Search the data below for the word "khẩu" and copy each line that holds it.

[TASK MATERIAL]

━━━━━━

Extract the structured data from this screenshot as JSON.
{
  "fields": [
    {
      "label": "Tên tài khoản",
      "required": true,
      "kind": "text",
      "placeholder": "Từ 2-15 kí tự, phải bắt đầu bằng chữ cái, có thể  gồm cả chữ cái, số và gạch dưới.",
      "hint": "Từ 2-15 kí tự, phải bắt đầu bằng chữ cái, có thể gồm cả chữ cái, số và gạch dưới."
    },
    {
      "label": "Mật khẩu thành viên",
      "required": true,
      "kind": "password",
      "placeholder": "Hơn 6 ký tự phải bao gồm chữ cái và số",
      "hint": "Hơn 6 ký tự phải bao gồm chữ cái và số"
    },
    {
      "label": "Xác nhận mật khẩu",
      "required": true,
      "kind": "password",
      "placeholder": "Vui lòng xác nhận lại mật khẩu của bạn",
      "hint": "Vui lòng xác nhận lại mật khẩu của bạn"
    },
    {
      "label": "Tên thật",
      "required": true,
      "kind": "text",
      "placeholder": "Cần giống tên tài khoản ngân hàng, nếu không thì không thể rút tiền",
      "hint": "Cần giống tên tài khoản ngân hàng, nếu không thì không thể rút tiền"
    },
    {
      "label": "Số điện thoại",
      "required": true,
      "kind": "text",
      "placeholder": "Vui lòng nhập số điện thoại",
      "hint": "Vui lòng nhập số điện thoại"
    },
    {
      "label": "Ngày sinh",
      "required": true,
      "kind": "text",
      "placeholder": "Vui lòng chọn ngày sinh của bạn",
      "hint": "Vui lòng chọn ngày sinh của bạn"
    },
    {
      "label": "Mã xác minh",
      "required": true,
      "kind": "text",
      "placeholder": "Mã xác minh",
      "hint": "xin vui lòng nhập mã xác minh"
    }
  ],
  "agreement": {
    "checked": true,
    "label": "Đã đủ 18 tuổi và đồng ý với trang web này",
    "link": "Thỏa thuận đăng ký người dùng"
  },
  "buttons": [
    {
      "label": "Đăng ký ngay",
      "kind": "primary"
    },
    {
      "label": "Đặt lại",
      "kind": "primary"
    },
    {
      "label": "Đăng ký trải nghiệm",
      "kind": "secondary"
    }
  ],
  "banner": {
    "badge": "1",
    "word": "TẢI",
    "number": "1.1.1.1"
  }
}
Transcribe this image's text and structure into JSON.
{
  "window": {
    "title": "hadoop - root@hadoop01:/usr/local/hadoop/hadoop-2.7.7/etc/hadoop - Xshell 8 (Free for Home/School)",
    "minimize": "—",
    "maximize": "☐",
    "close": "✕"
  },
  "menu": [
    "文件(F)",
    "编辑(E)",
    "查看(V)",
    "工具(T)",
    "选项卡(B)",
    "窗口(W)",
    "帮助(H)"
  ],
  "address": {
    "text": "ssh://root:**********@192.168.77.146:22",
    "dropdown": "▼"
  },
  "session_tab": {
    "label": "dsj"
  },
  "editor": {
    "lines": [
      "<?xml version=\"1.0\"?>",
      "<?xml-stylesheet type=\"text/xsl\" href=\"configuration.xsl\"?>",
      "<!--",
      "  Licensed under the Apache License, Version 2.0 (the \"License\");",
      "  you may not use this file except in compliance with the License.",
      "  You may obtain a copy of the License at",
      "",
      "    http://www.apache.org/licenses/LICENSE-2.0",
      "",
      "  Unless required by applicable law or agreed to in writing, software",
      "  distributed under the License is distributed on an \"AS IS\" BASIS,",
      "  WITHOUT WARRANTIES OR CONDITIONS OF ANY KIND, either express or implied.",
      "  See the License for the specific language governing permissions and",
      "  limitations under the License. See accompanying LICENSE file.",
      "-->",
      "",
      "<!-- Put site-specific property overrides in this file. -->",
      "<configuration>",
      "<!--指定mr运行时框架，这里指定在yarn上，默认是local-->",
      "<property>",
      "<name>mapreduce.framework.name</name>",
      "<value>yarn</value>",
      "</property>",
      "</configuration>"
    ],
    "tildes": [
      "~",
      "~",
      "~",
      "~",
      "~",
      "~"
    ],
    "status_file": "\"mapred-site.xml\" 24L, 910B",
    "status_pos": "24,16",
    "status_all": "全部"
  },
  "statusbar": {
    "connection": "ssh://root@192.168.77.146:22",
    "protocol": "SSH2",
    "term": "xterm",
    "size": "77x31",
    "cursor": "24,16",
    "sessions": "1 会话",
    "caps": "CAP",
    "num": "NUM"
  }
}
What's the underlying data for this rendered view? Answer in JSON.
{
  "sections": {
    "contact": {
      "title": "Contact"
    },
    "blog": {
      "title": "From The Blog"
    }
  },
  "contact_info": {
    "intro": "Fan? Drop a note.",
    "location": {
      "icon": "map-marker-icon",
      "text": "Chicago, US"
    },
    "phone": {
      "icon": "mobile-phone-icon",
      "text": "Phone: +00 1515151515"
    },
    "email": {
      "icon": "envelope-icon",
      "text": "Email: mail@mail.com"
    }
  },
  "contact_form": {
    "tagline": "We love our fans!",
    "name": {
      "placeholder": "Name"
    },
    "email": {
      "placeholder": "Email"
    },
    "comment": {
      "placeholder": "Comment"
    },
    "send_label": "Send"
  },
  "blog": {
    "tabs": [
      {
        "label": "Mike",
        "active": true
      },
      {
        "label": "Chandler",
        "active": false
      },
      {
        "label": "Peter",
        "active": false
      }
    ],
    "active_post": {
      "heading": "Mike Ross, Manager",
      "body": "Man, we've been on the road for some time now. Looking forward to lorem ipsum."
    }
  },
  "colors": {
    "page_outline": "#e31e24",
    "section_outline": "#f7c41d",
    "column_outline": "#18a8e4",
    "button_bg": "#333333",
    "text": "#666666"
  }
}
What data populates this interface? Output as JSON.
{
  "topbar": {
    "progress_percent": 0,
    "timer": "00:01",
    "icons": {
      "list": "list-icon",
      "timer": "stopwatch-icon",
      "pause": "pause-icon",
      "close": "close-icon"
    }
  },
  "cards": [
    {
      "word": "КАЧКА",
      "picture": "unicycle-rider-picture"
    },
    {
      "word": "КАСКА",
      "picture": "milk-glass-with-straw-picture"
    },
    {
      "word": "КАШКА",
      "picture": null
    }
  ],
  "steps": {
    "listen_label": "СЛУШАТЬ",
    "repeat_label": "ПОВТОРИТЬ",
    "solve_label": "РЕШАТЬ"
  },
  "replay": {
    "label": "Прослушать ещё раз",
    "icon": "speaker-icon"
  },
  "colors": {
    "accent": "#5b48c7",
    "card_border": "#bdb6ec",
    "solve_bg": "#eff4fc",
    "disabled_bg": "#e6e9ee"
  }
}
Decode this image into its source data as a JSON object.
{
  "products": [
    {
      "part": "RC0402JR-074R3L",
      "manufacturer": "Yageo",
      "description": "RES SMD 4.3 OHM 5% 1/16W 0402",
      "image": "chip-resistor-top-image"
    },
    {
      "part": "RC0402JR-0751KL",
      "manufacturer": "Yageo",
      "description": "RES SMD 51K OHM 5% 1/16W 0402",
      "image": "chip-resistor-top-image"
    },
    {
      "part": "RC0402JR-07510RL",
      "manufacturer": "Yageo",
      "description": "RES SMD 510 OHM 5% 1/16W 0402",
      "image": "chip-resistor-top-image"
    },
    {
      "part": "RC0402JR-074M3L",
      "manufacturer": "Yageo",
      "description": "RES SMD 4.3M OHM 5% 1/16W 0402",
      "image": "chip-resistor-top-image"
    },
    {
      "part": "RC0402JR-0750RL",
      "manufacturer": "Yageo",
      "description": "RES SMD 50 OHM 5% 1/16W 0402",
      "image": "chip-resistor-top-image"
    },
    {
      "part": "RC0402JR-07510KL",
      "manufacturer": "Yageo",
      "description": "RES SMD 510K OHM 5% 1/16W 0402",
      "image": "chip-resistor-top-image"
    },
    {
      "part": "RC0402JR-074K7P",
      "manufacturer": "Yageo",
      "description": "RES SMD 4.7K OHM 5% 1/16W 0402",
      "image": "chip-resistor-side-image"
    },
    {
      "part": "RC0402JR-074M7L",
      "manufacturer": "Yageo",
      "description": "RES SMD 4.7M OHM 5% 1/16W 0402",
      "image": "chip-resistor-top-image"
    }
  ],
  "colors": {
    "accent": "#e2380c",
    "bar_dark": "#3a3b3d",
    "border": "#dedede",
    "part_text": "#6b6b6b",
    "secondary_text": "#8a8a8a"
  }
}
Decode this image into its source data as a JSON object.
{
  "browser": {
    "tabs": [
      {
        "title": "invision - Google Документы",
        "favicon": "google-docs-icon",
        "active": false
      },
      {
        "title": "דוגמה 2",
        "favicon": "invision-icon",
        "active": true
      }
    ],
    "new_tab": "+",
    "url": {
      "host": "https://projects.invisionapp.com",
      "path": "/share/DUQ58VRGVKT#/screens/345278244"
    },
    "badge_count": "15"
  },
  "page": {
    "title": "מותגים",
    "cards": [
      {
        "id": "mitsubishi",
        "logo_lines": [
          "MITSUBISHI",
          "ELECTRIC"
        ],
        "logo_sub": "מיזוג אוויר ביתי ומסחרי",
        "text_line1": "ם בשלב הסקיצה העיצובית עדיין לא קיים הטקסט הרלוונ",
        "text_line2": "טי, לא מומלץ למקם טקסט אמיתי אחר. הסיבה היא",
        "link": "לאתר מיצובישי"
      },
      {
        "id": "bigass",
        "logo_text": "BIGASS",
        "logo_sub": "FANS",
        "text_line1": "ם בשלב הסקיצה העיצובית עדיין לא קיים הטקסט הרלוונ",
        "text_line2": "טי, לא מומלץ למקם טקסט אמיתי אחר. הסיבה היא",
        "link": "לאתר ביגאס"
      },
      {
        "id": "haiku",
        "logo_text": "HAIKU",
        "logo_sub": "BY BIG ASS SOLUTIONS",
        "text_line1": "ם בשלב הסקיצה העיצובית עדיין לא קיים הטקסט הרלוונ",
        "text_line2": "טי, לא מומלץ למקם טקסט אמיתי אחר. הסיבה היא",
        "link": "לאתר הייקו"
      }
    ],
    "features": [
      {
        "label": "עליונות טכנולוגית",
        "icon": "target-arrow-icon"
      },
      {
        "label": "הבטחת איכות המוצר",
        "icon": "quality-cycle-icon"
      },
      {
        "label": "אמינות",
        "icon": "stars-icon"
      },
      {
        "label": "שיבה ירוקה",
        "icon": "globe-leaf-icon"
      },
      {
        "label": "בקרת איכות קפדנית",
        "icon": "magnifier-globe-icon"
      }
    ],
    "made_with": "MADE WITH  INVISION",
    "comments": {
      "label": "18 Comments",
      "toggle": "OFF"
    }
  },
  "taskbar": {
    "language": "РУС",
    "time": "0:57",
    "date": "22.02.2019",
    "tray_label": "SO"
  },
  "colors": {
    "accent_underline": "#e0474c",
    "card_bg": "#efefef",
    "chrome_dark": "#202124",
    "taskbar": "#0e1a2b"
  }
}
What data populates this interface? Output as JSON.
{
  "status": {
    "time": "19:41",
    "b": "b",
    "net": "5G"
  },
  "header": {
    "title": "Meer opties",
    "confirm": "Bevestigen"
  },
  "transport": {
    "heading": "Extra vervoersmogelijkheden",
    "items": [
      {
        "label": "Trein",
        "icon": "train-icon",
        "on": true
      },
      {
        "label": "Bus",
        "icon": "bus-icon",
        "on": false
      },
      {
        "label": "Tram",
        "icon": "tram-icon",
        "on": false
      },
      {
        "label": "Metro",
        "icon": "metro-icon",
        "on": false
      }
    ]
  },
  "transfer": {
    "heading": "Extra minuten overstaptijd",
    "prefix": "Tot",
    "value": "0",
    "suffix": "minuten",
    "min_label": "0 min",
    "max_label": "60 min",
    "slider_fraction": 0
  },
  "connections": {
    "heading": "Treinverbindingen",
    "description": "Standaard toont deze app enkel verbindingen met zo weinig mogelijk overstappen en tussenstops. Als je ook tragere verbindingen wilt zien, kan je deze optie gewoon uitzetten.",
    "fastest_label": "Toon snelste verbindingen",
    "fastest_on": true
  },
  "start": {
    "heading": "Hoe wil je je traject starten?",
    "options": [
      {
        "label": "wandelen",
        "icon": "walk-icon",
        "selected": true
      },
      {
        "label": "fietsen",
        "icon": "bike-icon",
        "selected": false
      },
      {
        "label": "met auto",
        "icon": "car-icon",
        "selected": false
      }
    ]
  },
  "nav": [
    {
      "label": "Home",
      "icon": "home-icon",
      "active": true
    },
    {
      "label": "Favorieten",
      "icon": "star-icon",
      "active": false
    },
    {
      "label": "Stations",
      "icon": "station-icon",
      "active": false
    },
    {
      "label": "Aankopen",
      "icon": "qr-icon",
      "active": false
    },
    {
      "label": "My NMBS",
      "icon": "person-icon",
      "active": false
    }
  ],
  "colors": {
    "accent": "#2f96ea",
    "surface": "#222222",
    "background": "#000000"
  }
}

━━━━━━

[RESULT OF THE TASK]
      "label": "Mật khẩu thành viên",
      "label": "Xác nhận mật khẩu",
      "placeholder": "Vui lòng xác nhận lại mật khẩu của bạn",
      "hint": "Vui lòng xác nhận lại mật khẩu của bạn"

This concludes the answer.